(Data records)
[Begin]
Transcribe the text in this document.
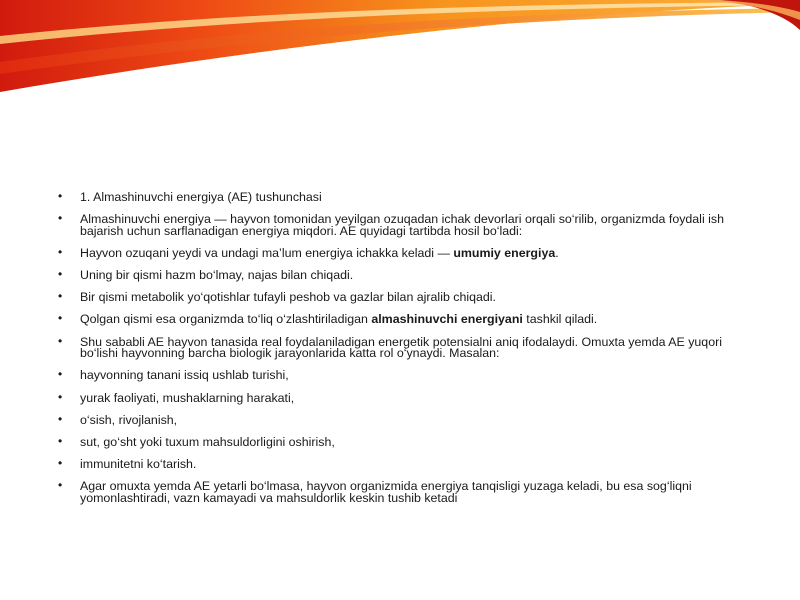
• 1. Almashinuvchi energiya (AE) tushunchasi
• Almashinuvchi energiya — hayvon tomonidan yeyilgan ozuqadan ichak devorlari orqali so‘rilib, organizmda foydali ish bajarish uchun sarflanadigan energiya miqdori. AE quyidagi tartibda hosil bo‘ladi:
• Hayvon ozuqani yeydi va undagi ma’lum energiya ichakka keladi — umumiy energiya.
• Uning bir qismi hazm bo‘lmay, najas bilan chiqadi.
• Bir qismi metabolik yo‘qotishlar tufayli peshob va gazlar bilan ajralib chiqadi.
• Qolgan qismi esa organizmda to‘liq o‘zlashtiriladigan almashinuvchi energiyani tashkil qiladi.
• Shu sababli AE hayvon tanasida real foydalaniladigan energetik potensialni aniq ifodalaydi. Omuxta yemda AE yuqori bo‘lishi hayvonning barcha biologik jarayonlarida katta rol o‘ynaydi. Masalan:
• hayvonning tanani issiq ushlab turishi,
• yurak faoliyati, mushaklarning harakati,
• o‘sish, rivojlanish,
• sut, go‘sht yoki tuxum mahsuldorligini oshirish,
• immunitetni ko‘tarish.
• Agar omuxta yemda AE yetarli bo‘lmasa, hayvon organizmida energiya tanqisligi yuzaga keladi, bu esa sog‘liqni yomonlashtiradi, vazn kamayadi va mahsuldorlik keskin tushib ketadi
[End]
§ Brief
Print the complete listing exactly as it stands, without its pictures.

§ Task response
Transcribe the text in this document.
• 1. Almashinuvchi energiya (AE) tushunchasi
• Almashinuvchi energiya — hayvon tomonidan yeyilgan ozuqadan ichak devorlari orqali so‘rilib, organizmda foydali ish bajarish uchun sarflanadigan energiya miqdori. AE quyidagi tartibda hosil bo‘ladi:
• Hayvon ozuqani yeydi va undagi ma’lum energiya ichakka keladi — umumiy energiya.
• Uning bir qismi hazm bo‘lmay, najas bilan chiqadi.
• Bir qismi metabolik yo‘qotishlar tufayli peshob va gazlar bilan ajralib chiqadi.
• Qolgan qismi esa organizmda to‘liq o‘zlashtiriladigan almashinuvchi energiyani tashkil qiladi.
• Shu sababli AE hayvon tanasida real foydalaniladigan energetik potensialni aniq ifodalaydi. Omuxta yemda AE yuqori bo‘lishi hayvonning barcha biologik jarayonlarida katta rol o‘ynaydi. Masalan:
• hayvonning tanani issiq ushlab turishi,
• yurak faoliyati, mushaklarning harakati,
• o‘sish, rivojlanish,
• sut, go‘sht yoki tuxum mahsuldorligini oshirish,
• immunitetni ko‘tarish.
• Agar omuxta yemda AE yetarli bo‘lmasa, hayvon organizmida energiya tanqisligi yuzaga keladi, bu esa sog‘liqni yomonlashtiradi, vazn kamayadi va mahsuldorlik keskin tushib ketadi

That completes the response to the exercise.